▸ SELECTION:

If on the other hand you decrease the binwidth (or increase the number of bins) you might see something like this:
Making it quite obvious that the distribution is most definitely not uniformly distributed (on this scale). Choosing the correct bin width is not easy and depends largely on the context.
With geom_rug
you can mark the position of individual observations:
Code for the above plot:
ggplot(df, aes(x)) +
geom_histogram(binwidth = 0.5) +
geom_rug()
Axis scales in multiple plots
If you provide plots in multiple panels, each using the same variables, you need to pay attention to the scale of each subplot. For example have a look at the following plot.
At first glance the distribution of each of the three samples looks the same. But if you look closely you can see that the scales are not the same for each subplot. If you instead keep the scale the same across subplots you get a visualization with clear differences of the distributions between the different samples.
Code for the above plot:
ggplot(df) +
geom_point(aes(x, y)) +
facet_wrap( ~ sample)
4. Use colors sensibly
Color contrast
Trying to encode more than 8 category with colors is usually not a good idea as distinction between colors can become very difficult:
In such a case it can be a better idea to directly label the points:
Code for the above plot:
mtcars %>%
rownames_to_column() %>%
ggplot() +
geom_point(aes(mpg, disp, color = cyl)) +
ggrepel::geom_label_repel(aes(mpg, disp, label = rowname),
size = 2.5, label.size = 0.1,
label.padding = 0.1)
See also: Common pitfalls of color use in Fundamentals of Data Visualization.
Color vision deficiency
About 1 of every 12 people is affected by some type of color vision deficiency (see, e.g., here). This is important to keep in mind when choosing colors for visualizations. For example consider the following scatter plot using a Red-Yellow-Green color palette, knowing that Red-Green colorblindness is the most frequent type of color deficiency.
To check how the plots appear for color deficient persons you can use the cvd_grip
function from the colorblindr
package (install instructions on the Github colorblindr repo).
colorblindr::cvd_grid() +
medtheme()
Using a different color palette can help. For example the following:
Code for the above plot:
ggplot(mtcars) +
geom_point(aes(mpg, disp, color = factor(carb))) +
scale_color_OkabeIto()
Another option is the dichromat
package (CRAN link) which features multiple palettes for people with red-green colorblindness.
Quiz
Let’s have a look at the graph, :
Image credit: We discovered the graph here:
https://statmodeling.stat.columbia.edu/2008/06/06/new_candidate_f/. The picture is not from a scientific study but originates from a blog: http://www.shakesville.com/2007/09/rotundity-revealed.html.
1
What aspect of the “Be simple, clear and to the point” input has been violated?
- 3D
- occlusion
- use of pie charts
- arrangement of multiple plots
Solution
T 3D
T occlusion
F use of pie charts
F arrangement of multiple plots
2
Is the data shown appropriately by the plot through
- the height of bars?

▸ DATASET SECTION:
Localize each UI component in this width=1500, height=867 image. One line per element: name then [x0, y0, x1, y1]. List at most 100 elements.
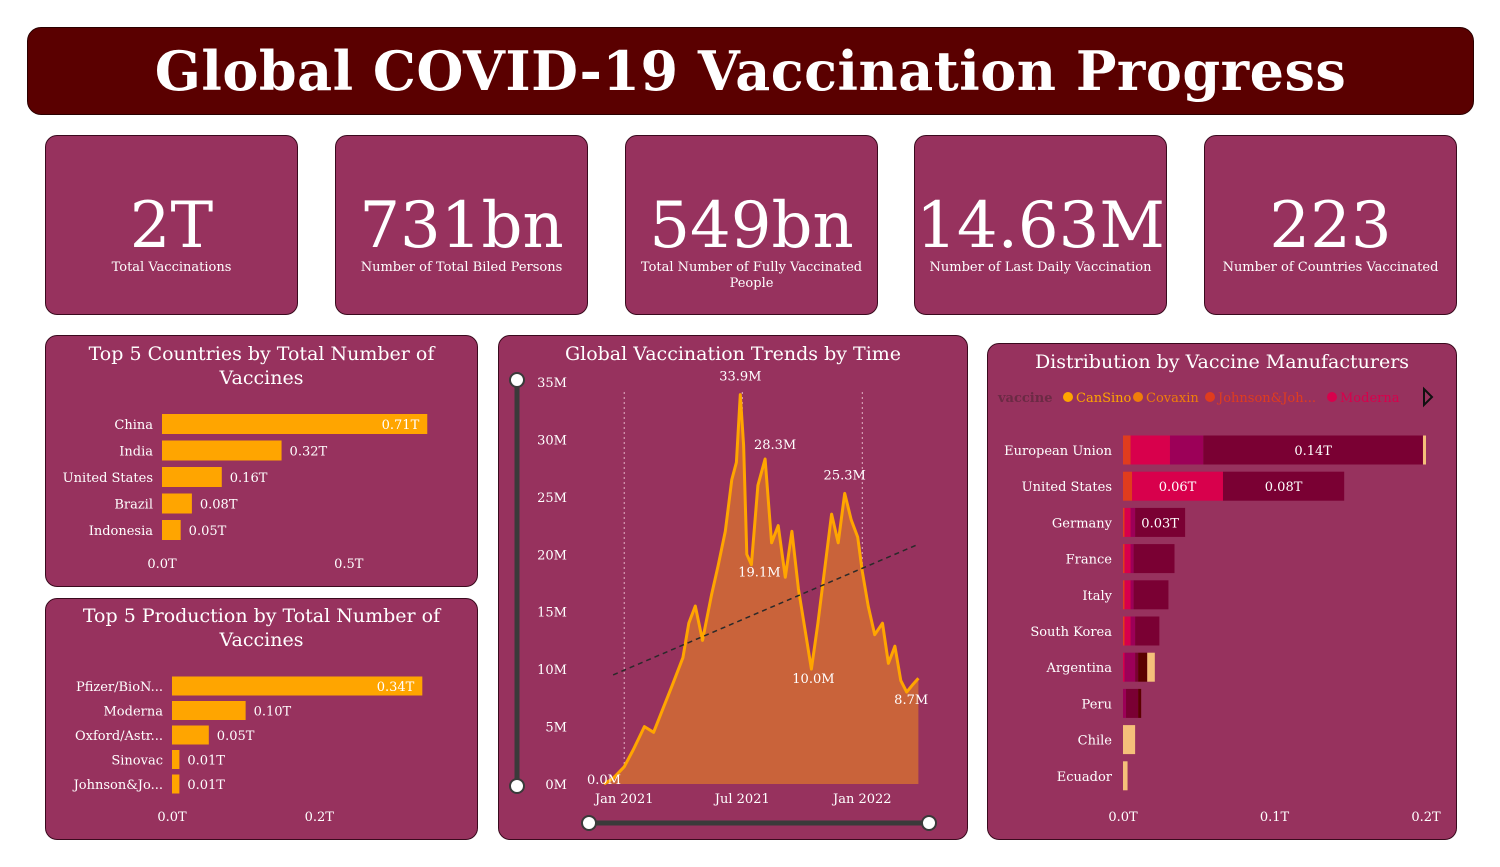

▸ COMPLETE THE FOLLOWING:
- 1) Decide whether each statement agrees with the visualization guide, and answer yes or no for each, quoting the words of the guide that settle it. (a) Roughly one person in twelve has some type of color vision deficiency. (b) The dichromat package offers palettes for people with blue-yellow colorblindness. (c) Choosing the correct bin width is described as easy.
- 2) Reproduce the passage of the visualization guide between "colorblindr::cvd_grid() +" and "scale_color_OkabeIto()", inclusive.
- 3) Carry on writing the visualization guide from the point where it stops.

▸ ANSWERS FOR THIS EXERCISE:
- 1)
(a) Yes: "About 1 of every 12 people is affected by some type of color vision deficiency"
(b) No: "features multiple palettes for people with red-green colorblindness"
(c) No: "Choosing the correct bin width is not easy and depends largely on the context."

- 2)
colorblindr::cvd_grid() +
medtheme()
Using a different color palette can help. For example the following:
Code for the above plot:
ggplot(mtcars) +
geom_point(aes(mpg, disp, color = factor(carb))) +
scale_color_OkabeIto()

- 3)
- the values on bars?
- additional values in white font?
- the tick marks indicating to which value each bar belongs?
- the raw data?
Solution
- the height of bars?
- the values on bars?
- additional values in white font?
- the tick marks indicating to which value each bar belongs?
- the raw data?
3
What could be the reason that the Y-axis is shown starting at the value 55?
- the value 55 could be the smallest possible value in the context
- the differences between the bars are more pronounced than if the Y-axis starts at zero.
- the values below 55 need to be hidden
Solution
T the value 55 could be the smallest possible value in the context
T the differences between the bars are more pronounced than if the Y-axis starts at zero.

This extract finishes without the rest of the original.